Stored items from a collection –

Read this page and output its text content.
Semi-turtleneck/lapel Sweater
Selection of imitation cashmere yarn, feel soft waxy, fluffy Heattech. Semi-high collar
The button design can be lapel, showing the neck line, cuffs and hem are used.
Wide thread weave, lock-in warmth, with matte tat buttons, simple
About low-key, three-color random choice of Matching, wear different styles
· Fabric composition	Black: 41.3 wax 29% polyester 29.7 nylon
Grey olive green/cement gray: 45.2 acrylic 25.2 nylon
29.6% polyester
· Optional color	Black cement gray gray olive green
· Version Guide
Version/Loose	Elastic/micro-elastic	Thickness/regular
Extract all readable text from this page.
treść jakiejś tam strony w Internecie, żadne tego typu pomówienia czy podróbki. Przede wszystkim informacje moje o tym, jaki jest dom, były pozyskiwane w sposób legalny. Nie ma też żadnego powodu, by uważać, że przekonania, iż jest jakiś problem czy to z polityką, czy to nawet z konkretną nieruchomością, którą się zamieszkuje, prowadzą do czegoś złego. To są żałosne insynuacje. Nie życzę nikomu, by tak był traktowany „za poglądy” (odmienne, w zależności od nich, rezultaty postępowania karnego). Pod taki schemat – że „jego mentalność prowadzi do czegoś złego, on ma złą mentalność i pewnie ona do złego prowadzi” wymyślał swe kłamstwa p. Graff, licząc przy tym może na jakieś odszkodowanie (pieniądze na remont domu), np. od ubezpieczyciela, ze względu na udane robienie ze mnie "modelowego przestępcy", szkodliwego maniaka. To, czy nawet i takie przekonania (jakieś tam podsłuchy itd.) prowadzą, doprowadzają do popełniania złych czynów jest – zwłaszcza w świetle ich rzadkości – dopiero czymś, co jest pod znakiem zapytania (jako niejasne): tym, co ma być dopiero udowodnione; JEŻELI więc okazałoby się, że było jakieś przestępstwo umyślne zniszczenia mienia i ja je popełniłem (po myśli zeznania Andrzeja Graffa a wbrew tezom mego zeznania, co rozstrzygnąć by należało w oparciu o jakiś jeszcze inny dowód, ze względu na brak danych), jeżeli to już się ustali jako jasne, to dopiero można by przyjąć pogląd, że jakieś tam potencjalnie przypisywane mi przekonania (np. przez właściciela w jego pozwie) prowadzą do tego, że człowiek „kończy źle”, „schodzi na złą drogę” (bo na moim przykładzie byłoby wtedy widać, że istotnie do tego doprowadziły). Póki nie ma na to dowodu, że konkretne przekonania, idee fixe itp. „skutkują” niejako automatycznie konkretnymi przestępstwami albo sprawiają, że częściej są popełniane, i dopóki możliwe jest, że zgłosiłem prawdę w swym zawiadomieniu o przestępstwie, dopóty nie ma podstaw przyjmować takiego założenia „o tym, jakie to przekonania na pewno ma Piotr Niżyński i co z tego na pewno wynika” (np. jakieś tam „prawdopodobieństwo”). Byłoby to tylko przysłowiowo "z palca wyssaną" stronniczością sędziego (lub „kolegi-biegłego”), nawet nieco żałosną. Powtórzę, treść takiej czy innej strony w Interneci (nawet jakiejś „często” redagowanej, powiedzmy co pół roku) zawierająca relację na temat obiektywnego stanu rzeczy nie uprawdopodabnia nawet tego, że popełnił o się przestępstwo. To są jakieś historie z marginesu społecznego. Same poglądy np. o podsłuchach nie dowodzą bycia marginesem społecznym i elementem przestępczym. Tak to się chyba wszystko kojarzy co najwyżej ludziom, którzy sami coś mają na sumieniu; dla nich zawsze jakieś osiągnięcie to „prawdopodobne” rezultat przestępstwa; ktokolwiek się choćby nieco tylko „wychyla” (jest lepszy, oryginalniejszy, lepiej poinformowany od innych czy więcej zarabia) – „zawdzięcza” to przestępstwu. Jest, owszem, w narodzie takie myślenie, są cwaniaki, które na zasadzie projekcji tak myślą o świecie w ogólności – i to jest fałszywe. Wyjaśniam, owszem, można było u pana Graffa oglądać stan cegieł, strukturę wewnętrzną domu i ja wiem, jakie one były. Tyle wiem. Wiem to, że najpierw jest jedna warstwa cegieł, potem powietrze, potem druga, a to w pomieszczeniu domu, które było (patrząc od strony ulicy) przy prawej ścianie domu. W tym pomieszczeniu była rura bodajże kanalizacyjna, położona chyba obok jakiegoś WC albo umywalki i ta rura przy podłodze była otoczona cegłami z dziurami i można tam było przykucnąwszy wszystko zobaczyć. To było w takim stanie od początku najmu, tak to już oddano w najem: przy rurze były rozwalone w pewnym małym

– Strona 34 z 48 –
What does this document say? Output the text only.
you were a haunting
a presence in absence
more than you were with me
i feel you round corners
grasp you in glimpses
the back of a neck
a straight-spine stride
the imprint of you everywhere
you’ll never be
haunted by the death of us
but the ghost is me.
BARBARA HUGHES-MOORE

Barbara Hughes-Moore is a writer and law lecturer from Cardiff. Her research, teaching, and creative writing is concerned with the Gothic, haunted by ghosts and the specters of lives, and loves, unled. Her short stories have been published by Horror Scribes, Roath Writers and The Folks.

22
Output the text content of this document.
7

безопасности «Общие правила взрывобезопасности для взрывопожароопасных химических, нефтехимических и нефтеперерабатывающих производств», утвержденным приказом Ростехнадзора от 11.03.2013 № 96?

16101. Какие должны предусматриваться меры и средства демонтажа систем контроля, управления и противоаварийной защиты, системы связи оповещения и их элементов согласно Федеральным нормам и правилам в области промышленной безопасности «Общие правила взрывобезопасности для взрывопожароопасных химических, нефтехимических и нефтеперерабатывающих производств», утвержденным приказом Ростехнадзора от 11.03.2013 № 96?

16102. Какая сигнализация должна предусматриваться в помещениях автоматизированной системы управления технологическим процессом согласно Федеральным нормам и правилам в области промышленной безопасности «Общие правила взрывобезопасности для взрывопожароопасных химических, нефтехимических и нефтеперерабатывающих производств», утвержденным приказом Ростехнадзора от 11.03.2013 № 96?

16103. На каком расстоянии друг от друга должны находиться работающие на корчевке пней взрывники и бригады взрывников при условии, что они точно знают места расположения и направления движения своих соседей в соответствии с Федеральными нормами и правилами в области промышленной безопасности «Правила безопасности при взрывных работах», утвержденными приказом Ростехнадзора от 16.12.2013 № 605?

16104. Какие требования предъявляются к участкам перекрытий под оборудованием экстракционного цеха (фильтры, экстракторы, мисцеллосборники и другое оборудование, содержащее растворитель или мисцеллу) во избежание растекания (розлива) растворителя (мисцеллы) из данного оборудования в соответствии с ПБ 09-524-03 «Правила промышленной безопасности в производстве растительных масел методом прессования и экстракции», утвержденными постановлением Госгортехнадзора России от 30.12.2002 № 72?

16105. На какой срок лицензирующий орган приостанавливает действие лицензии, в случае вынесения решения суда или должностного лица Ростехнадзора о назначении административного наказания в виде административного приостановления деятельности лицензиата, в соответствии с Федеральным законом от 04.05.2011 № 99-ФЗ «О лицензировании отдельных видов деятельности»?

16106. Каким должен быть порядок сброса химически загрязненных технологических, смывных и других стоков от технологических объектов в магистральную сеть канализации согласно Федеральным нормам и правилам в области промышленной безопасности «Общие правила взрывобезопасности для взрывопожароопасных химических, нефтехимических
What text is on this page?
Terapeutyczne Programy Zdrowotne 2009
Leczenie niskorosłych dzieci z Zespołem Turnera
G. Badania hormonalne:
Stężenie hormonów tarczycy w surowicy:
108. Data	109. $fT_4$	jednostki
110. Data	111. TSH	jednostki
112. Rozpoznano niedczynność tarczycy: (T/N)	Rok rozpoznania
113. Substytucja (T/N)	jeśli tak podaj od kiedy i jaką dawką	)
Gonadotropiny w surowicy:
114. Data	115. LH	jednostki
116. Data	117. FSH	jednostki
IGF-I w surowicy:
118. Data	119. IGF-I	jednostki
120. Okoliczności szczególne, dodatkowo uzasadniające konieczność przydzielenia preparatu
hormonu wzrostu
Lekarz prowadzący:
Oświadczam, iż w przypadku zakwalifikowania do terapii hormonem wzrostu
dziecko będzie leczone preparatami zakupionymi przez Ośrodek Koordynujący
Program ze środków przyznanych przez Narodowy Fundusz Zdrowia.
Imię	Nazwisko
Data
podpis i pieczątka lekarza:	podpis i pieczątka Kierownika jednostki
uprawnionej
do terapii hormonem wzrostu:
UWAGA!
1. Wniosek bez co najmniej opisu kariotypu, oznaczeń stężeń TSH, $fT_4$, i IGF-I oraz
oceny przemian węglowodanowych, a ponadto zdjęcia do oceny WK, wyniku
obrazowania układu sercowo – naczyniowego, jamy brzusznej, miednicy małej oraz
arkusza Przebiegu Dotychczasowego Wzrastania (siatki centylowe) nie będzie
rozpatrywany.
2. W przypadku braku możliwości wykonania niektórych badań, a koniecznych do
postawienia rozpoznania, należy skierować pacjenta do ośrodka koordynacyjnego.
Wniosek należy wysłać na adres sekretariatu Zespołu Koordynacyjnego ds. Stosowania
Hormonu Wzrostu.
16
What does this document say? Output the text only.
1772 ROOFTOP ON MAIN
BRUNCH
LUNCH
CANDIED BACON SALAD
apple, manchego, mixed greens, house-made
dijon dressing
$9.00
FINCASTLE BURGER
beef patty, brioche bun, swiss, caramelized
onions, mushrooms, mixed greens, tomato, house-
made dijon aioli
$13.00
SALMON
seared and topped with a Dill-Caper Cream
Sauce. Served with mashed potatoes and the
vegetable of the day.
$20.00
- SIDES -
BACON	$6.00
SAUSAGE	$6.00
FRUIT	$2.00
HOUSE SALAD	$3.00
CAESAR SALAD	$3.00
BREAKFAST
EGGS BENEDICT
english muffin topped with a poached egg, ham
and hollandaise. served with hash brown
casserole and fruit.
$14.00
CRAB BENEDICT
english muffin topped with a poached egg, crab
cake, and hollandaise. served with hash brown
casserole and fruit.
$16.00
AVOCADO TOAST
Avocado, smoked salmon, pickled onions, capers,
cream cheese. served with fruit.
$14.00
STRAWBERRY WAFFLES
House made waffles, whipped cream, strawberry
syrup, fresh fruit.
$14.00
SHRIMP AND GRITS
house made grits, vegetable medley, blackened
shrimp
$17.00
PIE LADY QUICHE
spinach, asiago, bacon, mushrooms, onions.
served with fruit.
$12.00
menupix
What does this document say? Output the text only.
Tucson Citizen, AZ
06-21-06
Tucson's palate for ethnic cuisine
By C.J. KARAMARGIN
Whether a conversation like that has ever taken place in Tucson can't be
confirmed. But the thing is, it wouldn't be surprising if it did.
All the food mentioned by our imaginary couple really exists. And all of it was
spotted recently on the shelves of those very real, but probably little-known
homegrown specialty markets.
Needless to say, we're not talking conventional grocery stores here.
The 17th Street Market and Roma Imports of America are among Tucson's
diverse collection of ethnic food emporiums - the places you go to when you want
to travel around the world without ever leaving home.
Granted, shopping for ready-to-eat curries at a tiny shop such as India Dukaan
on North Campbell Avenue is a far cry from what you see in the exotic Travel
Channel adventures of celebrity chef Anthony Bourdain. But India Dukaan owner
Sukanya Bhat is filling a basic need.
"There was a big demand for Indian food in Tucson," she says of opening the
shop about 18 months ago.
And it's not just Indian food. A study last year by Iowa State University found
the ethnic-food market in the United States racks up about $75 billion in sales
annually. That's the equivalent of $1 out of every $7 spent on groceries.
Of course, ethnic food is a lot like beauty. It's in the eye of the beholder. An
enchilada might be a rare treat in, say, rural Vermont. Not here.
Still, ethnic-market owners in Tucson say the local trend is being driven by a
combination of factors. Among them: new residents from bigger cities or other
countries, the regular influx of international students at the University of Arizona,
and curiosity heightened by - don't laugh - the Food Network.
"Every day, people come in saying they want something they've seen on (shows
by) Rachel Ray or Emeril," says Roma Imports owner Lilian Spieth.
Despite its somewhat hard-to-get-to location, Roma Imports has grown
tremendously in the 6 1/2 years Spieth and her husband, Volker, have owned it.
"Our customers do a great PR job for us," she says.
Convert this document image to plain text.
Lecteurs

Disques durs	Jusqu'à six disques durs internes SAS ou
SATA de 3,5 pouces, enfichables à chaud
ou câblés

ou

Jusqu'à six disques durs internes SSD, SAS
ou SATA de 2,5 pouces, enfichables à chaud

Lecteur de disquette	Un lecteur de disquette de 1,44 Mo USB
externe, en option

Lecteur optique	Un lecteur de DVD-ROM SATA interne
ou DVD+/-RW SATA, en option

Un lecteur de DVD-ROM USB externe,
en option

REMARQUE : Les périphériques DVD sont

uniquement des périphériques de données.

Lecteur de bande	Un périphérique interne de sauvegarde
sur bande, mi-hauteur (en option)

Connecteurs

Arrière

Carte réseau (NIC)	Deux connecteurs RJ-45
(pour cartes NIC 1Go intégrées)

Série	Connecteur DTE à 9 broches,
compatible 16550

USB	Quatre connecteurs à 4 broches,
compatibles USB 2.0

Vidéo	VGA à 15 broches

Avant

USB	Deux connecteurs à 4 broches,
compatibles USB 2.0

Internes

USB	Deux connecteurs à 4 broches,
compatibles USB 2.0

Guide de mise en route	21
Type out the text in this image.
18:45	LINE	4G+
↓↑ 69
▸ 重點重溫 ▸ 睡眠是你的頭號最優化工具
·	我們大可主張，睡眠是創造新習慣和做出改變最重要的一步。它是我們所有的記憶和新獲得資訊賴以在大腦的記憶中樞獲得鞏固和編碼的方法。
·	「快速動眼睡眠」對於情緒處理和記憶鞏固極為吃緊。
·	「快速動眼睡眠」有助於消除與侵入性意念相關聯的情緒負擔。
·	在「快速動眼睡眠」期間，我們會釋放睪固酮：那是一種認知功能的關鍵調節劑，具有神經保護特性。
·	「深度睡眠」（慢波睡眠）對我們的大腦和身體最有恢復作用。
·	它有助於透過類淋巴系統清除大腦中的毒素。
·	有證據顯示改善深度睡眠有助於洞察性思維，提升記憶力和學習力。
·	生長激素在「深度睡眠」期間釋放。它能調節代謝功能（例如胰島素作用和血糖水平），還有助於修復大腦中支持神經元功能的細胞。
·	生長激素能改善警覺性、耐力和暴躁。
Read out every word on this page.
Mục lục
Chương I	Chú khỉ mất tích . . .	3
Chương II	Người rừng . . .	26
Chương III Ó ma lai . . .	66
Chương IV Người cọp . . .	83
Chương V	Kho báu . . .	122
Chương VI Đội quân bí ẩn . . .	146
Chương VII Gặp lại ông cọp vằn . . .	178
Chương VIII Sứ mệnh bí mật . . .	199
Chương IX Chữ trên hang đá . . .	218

What you are asked to do –
Beginning with the line that contains "Read out every word on this page.", repeat every line through the end of the records and nothing more.

Reply –
Read out every word on this page.
Mục lục
Chương I	Chú khỉ mất tích . . .	3
Chương II	Người rừng . . .	26
Chương III Ó ma lai . . .	66
Chương IV Người cọp . . .	83
Chương V	Kho báu . . .	122
Chương VI Đội quân bí ẩn . . .	146
Chương VII Gặp lại ông cọp vằn . . .	178
Chương VIII Sứ mệnh bí mật . . .	199
Chương IX Chữ trên hang đá . . .	218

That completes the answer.